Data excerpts
-- -- --
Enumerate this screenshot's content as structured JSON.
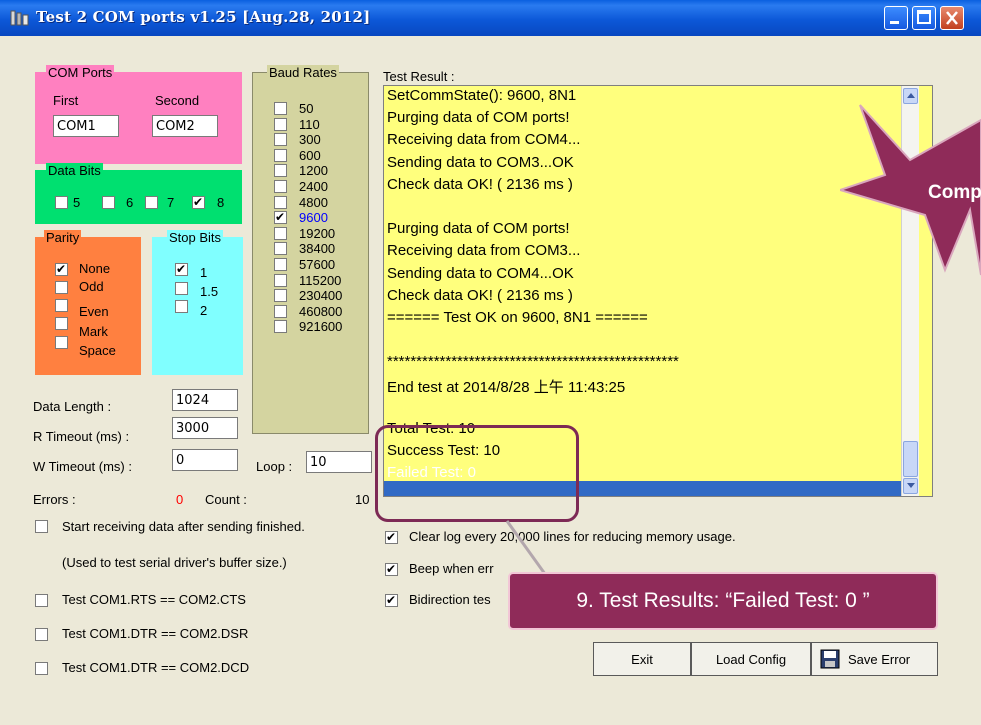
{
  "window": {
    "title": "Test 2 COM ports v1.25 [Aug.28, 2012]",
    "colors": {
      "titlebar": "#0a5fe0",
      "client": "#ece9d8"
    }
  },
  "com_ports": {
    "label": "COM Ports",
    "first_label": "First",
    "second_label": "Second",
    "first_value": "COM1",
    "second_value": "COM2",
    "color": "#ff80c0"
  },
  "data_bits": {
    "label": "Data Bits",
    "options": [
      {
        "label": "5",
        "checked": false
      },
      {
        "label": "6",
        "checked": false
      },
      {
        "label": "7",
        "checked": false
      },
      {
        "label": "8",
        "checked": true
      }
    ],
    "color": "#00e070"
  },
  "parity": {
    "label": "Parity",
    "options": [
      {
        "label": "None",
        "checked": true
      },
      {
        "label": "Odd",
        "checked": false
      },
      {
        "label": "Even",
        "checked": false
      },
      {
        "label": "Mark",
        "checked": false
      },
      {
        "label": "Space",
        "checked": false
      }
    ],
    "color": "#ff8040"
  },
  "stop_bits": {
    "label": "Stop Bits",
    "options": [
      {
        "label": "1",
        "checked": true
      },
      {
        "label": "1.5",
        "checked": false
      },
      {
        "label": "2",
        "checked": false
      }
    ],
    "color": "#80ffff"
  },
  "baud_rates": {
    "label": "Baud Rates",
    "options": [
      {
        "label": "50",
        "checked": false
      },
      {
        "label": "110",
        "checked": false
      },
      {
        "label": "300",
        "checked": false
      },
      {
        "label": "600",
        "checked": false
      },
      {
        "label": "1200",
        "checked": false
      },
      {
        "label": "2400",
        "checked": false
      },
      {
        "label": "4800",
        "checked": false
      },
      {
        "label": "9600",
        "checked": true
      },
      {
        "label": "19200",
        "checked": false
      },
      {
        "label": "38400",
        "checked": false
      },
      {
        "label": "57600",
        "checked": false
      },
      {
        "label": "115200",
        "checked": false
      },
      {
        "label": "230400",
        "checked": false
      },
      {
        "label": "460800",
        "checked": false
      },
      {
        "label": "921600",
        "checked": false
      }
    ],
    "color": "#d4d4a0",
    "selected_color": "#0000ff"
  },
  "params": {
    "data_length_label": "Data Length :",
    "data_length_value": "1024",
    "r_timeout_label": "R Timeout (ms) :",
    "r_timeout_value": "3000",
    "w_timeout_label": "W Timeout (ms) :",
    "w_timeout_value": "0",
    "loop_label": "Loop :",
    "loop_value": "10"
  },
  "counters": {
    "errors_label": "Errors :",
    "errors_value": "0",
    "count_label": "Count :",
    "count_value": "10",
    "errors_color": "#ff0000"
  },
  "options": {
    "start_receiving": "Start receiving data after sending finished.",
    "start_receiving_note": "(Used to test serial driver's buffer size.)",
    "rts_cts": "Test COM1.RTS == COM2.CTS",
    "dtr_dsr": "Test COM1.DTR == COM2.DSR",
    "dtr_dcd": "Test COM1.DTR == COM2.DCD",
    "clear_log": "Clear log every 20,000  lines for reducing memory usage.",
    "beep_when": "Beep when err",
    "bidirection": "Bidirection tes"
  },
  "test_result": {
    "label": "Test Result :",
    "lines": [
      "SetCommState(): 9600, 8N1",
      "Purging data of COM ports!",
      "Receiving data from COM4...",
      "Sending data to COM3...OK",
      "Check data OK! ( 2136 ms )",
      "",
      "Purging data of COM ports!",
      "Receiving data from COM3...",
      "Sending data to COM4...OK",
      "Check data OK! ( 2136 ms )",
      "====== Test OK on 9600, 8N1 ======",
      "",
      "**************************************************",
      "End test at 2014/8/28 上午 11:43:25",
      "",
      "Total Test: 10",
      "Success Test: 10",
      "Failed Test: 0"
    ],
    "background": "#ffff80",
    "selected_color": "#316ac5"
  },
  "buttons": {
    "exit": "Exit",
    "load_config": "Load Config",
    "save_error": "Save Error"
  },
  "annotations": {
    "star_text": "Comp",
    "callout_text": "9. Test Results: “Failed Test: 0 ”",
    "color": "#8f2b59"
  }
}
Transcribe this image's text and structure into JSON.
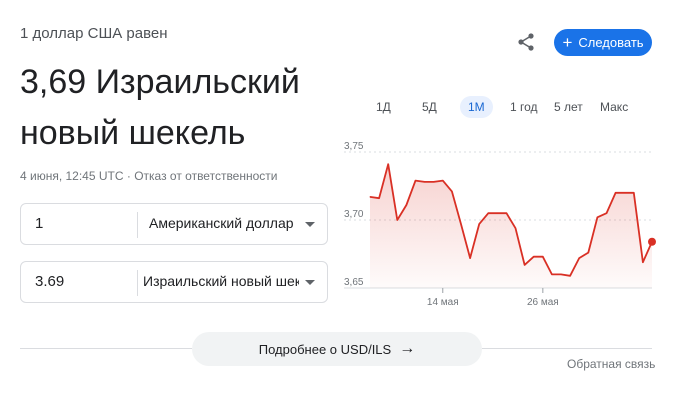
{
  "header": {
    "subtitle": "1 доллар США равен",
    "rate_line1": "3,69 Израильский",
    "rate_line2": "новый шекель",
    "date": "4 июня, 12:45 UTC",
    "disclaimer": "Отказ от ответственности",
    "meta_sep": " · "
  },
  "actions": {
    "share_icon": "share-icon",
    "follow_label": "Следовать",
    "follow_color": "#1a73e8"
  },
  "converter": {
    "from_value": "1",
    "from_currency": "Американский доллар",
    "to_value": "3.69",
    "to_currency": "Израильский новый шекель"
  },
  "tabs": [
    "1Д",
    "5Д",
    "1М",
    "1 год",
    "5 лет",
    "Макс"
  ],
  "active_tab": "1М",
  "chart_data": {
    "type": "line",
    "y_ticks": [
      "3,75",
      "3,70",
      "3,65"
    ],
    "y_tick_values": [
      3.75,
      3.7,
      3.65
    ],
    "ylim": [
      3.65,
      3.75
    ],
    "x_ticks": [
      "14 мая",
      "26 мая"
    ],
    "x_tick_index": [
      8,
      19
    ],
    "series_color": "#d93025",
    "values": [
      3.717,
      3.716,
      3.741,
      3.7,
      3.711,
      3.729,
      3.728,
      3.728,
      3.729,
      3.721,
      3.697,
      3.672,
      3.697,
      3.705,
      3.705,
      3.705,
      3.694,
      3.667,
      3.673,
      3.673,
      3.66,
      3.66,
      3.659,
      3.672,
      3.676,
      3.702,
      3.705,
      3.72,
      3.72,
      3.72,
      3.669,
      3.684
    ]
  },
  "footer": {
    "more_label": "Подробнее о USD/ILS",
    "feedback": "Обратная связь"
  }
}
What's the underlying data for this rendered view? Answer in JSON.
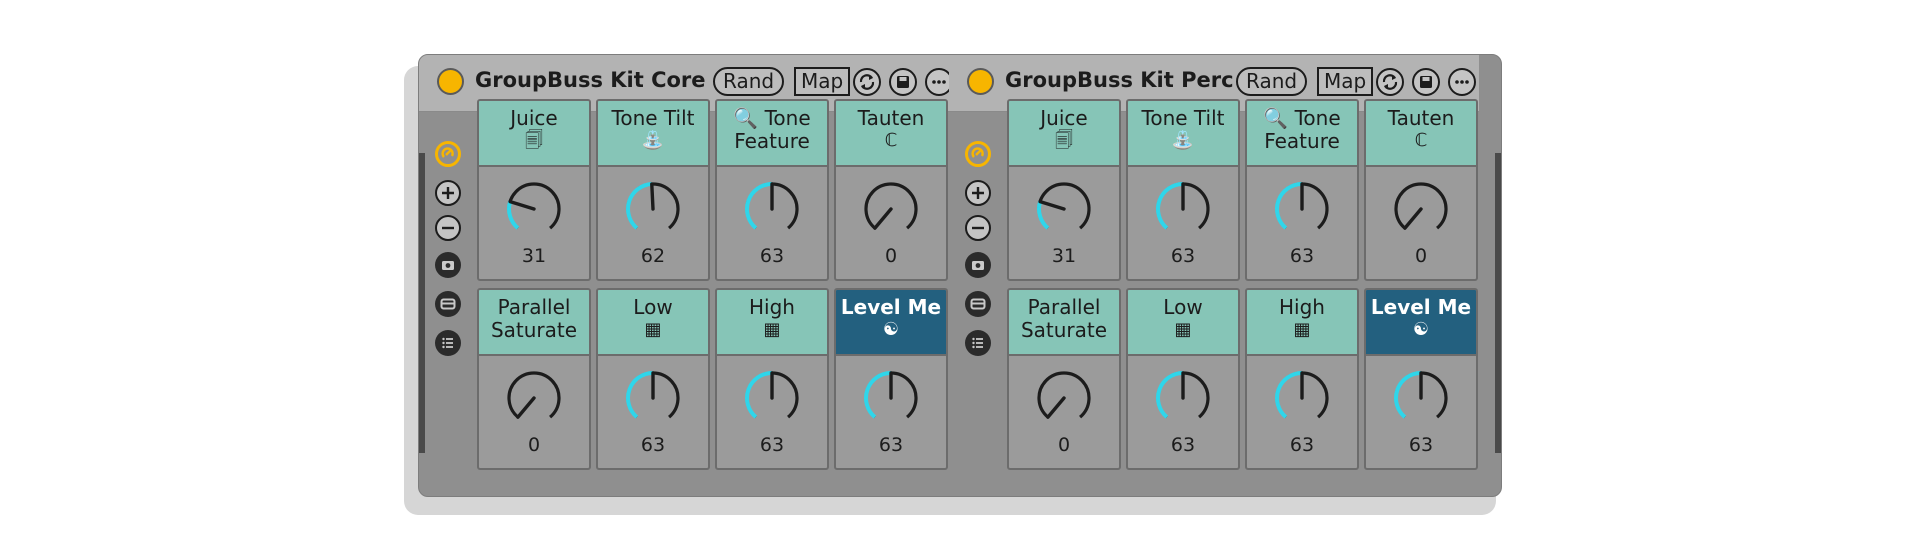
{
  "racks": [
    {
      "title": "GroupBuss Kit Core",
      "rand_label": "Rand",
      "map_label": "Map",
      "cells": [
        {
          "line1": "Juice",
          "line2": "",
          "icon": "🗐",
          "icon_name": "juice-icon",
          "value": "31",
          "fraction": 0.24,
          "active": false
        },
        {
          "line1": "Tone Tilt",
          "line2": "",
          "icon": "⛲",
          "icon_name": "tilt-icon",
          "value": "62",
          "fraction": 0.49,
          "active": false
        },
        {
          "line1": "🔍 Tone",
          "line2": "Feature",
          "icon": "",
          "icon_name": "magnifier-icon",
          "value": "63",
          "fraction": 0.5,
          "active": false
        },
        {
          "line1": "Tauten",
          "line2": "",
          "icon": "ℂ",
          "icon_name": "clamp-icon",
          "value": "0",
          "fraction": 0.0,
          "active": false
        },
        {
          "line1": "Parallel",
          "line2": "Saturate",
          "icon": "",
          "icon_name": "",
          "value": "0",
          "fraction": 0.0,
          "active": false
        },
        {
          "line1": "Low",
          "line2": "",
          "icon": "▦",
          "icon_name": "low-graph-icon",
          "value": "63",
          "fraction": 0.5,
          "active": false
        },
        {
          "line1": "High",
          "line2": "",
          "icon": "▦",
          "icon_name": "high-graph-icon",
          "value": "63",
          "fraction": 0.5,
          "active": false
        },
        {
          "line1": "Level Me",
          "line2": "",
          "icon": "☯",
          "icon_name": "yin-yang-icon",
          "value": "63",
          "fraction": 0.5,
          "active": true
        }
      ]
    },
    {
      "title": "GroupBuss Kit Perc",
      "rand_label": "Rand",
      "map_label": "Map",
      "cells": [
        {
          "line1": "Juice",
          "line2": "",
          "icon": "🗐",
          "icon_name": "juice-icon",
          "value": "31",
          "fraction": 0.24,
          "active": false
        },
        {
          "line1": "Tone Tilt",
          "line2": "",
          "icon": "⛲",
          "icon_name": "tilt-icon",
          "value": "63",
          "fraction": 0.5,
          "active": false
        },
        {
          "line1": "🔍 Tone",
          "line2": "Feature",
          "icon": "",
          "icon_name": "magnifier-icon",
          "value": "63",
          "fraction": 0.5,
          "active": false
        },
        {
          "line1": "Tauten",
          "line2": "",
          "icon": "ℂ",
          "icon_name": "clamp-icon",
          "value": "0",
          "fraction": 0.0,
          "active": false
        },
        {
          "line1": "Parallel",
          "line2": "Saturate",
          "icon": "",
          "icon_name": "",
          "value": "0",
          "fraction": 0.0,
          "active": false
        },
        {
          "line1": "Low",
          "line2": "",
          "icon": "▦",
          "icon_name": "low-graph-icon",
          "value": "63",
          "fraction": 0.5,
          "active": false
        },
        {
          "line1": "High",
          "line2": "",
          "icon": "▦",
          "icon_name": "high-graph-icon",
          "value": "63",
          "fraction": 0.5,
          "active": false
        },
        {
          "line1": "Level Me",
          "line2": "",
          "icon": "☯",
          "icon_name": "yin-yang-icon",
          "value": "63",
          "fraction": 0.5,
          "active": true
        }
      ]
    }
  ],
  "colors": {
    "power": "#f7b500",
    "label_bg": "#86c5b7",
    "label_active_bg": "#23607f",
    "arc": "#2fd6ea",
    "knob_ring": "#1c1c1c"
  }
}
-- -- --
Tally up the lines in the records that contain the word "Failed" and give only the total.

(Response): 2